Problem to solve:
Filter the entries that follow, copying every line in which the word "SRMTID" appears.

Given data:
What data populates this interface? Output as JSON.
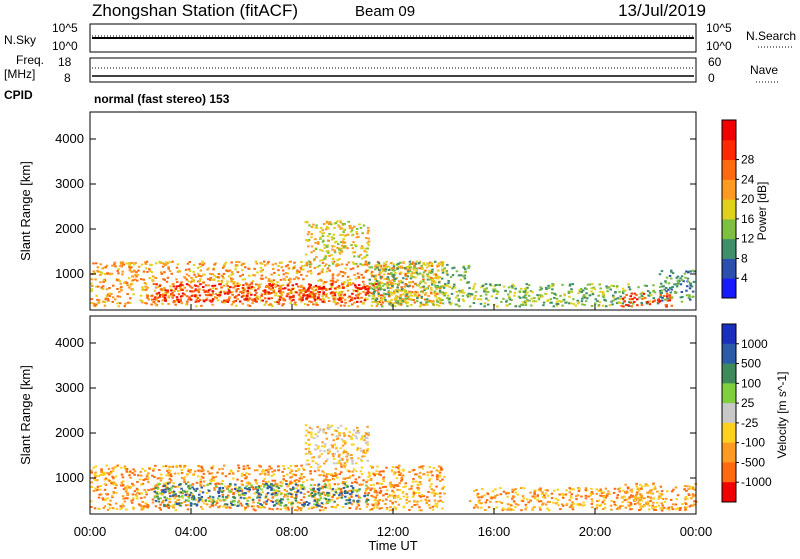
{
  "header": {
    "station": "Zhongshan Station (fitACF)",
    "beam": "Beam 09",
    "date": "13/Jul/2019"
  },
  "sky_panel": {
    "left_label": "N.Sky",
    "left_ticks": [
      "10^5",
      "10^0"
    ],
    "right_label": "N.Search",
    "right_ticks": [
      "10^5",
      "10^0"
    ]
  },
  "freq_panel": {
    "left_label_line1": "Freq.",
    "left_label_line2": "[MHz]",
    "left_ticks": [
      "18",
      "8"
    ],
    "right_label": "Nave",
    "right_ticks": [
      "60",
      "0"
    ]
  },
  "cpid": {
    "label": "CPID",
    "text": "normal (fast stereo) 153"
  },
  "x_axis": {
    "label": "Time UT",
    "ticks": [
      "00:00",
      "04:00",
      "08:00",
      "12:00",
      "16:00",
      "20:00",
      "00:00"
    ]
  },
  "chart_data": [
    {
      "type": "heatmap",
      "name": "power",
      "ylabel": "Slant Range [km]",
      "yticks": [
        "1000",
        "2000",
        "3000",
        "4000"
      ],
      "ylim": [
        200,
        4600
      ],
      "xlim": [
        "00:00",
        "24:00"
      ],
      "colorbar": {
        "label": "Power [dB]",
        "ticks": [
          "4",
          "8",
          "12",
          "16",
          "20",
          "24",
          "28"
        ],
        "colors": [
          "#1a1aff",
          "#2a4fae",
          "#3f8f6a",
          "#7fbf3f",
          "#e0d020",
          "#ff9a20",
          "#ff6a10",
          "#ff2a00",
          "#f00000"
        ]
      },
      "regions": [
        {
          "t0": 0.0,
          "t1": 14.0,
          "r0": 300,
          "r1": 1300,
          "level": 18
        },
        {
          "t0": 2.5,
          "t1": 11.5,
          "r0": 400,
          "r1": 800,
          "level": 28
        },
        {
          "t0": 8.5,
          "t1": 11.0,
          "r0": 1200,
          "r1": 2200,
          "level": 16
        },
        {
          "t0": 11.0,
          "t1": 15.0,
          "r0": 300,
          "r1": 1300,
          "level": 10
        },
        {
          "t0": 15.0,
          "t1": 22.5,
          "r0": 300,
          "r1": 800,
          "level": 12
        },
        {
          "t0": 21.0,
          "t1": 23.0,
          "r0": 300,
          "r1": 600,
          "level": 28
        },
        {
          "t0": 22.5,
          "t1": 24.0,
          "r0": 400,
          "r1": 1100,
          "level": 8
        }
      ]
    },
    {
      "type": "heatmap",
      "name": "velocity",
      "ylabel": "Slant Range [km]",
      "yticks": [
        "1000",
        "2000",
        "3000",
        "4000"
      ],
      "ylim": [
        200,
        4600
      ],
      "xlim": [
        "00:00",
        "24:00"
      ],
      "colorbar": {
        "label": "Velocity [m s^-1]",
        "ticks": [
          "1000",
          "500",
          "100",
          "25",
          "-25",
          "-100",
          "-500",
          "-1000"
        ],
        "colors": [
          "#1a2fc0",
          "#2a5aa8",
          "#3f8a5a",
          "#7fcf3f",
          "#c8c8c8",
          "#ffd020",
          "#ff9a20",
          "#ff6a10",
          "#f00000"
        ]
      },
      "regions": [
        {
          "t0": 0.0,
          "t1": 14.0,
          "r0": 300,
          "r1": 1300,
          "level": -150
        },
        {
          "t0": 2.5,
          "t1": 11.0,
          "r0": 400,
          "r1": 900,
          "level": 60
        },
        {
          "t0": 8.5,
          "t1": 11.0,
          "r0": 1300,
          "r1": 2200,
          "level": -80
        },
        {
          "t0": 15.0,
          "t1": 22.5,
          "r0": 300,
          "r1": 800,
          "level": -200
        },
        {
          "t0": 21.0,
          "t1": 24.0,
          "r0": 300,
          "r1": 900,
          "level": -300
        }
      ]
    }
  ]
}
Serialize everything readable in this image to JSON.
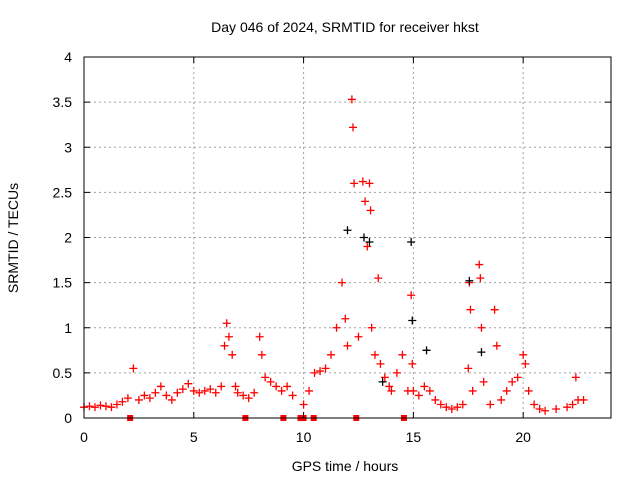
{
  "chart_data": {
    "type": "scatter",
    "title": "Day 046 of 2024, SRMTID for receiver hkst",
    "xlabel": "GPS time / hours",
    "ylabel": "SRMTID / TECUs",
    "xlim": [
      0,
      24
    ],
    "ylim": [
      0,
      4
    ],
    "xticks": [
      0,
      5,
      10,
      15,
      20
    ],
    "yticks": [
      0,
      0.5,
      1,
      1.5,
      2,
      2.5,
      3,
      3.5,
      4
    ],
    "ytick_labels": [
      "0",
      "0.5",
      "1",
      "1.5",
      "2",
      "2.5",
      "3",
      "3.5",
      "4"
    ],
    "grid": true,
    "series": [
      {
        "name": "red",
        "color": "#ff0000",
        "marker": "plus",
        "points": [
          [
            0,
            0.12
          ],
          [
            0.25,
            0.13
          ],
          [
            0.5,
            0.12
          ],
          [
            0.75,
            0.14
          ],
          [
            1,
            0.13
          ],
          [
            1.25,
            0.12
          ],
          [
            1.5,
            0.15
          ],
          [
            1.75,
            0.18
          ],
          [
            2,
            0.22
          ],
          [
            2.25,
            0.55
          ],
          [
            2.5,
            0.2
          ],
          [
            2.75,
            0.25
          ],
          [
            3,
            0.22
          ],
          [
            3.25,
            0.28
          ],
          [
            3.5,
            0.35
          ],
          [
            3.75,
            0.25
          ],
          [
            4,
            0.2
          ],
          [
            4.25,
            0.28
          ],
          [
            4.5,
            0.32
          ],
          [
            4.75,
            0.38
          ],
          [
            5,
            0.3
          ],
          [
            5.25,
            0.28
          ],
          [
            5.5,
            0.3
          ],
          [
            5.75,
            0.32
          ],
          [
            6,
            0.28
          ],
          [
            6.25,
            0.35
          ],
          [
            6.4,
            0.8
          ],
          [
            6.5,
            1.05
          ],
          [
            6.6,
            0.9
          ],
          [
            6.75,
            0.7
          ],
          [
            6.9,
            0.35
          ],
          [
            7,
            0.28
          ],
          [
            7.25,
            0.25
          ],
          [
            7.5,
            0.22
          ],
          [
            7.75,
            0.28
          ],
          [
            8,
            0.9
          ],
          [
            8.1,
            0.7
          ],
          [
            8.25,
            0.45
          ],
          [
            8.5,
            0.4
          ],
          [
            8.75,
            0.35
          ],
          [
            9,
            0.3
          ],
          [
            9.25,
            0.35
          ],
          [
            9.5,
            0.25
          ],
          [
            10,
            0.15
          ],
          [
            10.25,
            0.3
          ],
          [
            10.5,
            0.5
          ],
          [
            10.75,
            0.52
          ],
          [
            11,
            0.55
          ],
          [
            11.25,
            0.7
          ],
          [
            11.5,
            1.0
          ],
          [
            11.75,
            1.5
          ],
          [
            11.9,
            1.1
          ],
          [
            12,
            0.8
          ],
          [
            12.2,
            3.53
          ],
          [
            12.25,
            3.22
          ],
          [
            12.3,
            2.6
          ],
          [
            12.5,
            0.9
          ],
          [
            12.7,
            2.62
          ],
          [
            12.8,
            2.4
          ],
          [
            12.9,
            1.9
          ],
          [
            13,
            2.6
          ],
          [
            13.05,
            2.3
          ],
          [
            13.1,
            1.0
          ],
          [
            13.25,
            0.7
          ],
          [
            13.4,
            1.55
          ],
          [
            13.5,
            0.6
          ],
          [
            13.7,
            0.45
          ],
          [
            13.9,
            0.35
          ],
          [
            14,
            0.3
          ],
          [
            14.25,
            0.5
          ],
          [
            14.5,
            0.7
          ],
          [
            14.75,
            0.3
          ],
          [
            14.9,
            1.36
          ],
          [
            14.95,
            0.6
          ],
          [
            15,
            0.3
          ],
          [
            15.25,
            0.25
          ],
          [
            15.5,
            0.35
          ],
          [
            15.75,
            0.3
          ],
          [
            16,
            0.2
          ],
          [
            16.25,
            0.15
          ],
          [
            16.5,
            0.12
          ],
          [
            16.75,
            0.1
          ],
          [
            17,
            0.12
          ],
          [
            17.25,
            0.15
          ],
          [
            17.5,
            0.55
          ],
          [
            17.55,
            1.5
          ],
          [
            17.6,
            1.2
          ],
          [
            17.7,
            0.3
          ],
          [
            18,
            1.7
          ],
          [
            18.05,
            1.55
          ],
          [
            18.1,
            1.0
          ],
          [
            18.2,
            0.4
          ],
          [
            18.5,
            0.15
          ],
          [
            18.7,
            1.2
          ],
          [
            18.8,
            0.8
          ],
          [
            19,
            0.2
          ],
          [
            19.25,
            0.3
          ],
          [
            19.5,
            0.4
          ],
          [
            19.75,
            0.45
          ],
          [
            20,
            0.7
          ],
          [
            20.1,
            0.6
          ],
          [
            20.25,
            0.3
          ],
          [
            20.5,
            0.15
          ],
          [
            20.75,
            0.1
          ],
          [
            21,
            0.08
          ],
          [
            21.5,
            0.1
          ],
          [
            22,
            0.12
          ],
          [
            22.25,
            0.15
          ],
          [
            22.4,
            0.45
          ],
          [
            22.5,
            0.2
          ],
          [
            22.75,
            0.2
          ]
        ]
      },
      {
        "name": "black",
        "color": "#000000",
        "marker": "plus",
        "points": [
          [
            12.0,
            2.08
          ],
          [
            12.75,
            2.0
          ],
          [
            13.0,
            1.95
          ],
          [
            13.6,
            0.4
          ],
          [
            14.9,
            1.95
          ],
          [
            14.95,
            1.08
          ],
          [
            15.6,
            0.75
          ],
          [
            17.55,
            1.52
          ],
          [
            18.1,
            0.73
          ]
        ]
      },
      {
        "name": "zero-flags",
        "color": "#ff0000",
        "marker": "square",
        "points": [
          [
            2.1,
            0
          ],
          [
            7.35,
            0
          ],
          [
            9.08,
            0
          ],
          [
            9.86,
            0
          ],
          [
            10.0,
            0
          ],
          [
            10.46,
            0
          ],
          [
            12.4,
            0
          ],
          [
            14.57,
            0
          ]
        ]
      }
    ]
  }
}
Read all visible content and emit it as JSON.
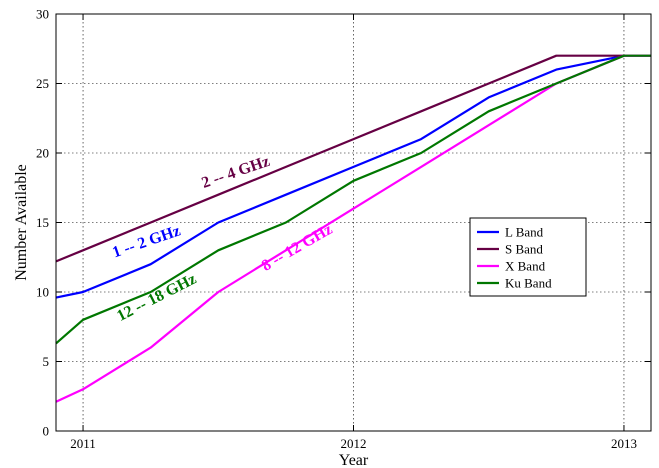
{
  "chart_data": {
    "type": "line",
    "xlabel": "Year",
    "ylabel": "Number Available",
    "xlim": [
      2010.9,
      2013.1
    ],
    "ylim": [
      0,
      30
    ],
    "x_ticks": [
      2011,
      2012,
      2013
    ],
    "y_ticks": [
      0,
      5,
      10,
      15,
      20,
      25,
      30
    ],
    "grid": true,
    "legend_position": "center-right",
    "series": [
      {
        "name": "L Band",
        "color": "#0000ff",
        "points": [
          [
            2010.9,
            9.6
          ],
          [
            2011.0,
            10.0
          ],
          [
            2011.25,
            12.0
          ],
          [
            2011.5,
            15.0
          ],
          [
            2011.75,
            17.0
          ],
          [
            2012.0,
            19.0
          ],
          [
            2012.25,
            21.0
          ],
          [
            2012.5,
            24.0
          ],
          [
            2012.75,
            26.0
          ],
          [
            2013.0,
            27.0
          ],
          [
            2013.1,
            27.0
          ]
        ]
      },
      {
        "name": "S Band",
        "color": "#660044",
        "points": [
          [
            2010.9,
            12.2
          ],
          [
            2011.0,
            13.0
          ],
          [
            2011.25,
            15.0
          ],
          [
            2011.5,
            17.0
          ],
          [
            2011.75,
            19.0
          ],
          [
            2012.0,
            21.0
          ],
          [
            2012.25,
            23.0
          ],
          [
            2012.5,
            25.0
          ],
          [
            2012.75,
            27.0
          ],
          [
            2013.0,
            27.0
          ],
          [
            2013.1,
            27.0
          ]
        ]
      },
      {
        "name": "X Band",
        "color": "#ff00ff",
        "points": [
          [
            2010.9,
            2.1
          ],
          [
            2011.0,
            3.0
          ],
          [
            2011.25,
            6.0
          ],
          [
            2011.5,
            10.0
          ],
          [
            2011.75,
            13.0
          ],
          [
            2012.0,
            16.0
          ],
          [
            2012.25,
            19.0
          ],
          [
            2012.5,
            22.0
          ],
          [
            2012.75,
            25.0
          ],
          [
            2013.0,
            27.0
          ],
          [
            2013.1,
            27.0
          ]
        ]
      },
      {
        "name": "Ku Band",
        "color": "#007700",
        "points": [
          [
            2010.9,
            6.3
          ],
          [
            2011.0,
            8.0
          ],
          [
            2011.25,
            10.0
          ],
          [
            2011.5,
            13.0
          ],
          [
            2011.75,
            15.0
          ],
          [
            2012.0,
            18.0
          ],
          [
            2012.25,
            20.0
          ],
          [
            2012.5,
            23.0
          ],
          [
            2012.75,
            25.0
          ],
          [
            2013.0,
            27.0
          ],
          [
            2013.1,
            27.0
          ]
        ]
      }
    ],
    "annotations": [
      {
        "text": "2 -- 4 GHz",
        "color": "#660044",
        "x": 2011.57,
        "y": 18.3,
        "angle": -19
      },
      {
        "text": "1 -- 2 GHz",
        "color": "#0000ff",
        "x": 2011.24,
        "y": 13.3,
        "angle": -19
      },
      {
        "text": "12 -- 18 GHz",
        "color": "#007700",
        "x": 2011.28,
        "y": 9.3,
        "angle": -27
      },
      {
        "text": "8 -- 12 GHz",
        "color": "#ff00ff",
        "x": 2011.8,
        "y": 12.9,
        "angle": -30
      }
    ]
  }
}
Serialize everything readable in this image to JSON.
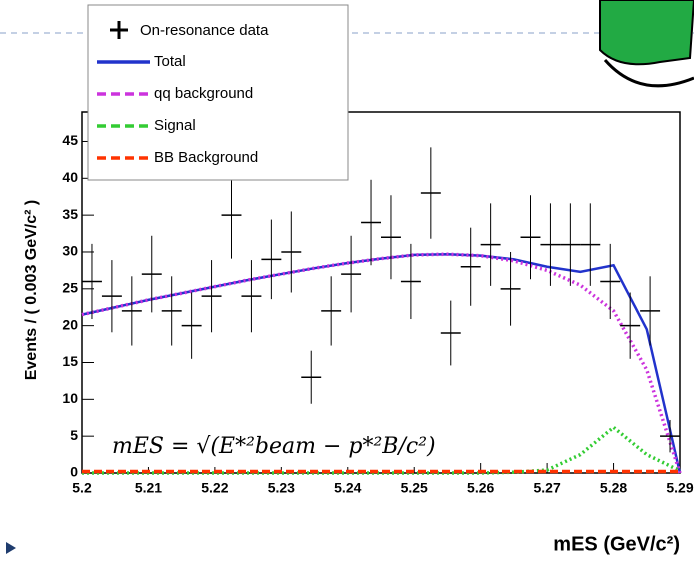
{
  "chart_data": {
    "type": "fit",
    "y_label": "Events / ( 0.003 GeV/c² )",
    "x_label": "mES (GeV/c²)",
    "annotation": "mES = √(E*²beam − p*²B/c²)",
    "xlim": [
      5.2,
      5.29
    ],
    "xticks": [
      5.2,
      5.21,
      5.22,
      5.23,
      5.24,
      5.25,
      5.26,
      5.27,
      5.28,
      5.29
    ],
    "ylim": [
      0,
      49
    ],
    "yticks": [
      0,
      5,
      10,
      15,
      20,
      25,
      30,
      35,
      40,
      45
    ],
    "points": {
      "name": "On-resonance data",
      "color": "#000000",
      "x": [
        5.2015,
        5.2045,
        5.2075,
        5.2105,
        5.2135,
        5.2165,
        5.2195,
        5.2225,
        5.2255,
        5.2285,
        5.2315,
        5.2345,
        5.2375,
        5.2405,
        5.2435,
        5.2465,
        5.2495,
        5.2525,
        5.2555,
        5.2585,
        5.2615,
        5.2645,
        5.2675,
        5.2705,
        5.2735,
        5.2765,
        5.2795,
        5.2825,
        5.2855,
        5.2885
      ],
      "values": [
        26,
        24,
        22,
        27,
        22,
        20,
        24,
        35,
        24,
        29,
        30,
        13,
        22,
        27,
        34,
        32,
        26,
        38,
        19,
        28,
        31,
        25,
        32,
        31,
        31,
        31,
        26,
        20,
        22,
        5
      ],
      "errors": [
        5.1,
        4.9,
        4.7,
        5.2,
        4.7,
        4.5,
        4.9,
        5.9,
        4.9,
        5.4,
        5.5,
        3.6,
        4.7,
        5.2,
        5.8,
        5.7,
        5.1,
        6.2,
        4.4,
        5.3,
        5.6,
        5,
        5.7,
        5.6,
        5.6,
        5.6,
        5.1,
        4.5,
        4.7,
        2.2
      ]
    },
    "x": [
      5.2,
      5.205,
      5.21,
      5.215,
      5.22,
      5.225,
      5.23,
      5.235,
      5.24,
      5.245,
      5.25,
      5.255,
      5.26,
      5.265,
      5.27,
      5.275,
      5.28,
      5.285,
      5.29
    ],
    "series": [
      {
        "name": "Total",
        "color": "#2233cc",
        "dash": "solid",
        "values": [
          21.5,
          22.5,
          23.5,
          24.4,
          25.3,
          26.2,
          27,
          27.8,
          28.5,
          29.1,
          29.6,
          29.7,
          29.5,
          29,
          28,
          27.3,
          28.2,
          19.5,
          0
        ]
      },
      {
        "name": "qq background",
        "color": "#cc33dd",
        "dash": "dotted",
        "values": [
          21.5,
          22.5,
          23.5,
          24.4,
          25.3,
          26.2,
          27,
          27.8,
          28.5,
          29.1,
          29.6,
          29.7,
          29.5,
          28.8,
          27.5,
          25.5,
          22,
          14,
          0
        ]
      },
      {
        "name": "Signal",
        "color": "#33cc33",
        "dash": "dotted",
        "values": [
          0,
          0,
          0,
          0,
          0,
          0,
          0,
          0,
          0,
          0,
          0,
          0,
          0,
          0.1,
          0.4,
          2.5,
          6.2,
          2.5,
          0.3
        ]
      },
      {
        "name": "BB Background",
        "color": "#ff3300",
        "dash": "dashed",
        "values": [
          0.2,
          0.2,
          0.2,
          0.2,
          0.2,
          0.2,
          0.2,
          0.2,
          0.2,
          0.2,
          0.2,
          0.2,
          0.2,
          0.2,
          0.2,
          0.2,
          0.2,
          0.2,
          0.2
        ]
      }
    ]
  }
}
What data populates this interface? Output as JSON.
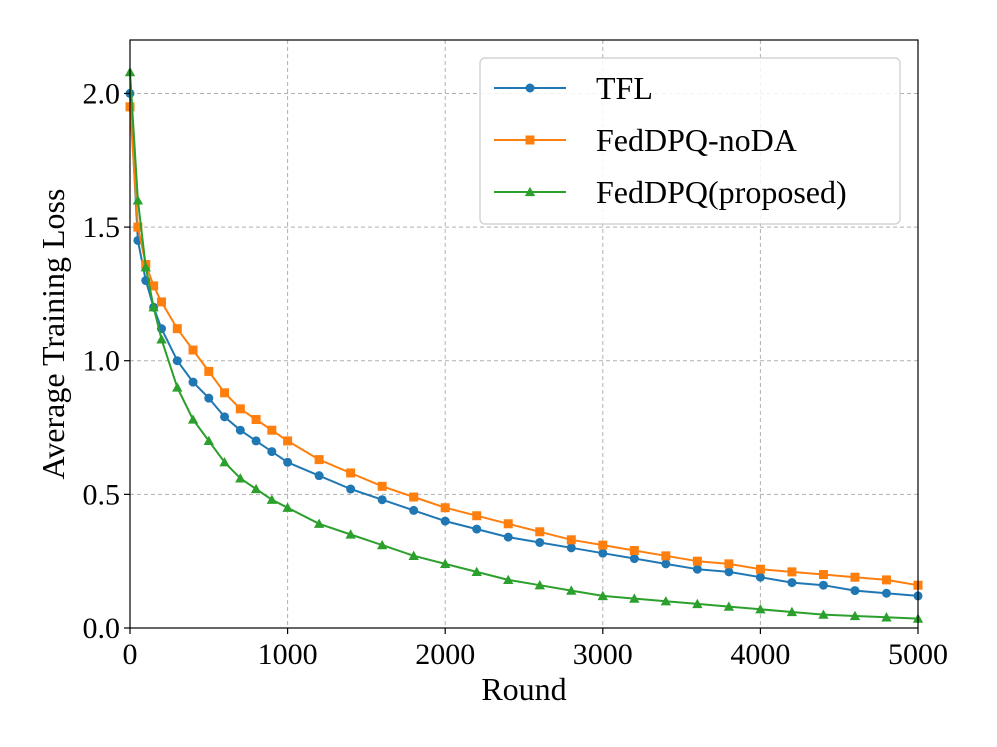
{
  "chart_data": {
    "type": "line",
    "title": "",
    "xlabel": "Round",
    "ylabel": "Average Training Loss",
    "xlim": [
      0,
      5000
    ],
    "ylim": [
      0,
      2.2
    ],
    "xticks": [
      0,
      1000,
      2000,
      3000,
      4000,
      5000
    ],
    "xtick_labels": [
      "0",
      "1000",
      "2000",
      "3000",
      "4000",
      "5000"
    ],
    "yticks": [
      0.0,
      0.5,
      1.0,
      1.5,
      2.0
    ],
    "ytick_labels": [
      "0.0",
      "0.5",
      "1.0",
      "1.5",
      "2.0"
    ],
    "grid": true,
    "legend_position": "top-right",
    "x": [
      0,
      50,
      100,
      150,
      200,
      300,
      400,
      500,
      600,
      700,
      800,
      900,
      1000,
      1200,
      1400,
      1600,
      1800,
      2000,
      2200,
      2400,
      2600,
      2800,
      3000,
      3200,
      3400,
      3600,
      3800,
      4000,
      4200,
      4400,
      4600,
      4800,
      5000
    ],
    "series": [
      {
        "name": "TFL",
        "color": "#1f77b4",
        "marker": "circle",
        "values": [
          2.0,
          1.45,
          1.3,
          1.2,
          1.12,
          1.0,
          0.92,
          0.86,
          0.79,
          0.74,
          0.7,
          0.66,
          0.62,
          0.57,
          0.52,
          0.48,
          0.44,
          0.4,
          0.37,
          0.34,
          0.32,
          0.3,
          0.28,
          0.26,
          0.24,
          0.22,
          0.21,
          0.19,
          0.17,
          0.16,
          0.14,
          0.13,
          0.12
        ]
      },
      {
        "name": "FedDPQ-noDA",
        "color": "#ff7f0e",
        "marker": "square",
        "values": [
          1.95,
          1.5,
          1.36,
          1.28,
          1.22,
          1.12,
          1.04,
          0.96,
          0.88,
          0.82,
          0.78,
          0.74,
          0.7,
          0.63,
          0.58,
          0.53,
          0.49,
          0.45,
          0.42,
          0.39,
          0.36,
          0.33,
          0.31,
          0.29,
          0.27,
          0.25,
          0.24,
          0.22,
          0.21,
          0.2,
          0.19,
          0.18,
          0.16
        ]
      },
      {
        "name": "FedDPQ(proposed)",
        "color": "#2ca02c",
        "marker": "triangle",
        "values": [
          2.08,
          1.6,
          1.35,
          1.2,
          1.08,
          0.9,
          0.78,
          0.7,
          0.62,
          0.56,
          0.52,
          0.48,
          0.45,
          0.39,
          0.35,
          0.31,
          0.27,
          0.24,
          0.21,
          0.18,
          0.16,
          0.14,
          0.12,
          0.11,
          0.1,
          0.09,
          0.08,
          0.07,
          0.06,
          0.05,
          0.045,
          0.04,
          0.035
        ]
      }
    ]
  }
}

Response to the exercise:
    "title": "Day 046 of 2024, SRMTID for receiver hkst",
    "ylabel": "SRMTID / TECUs",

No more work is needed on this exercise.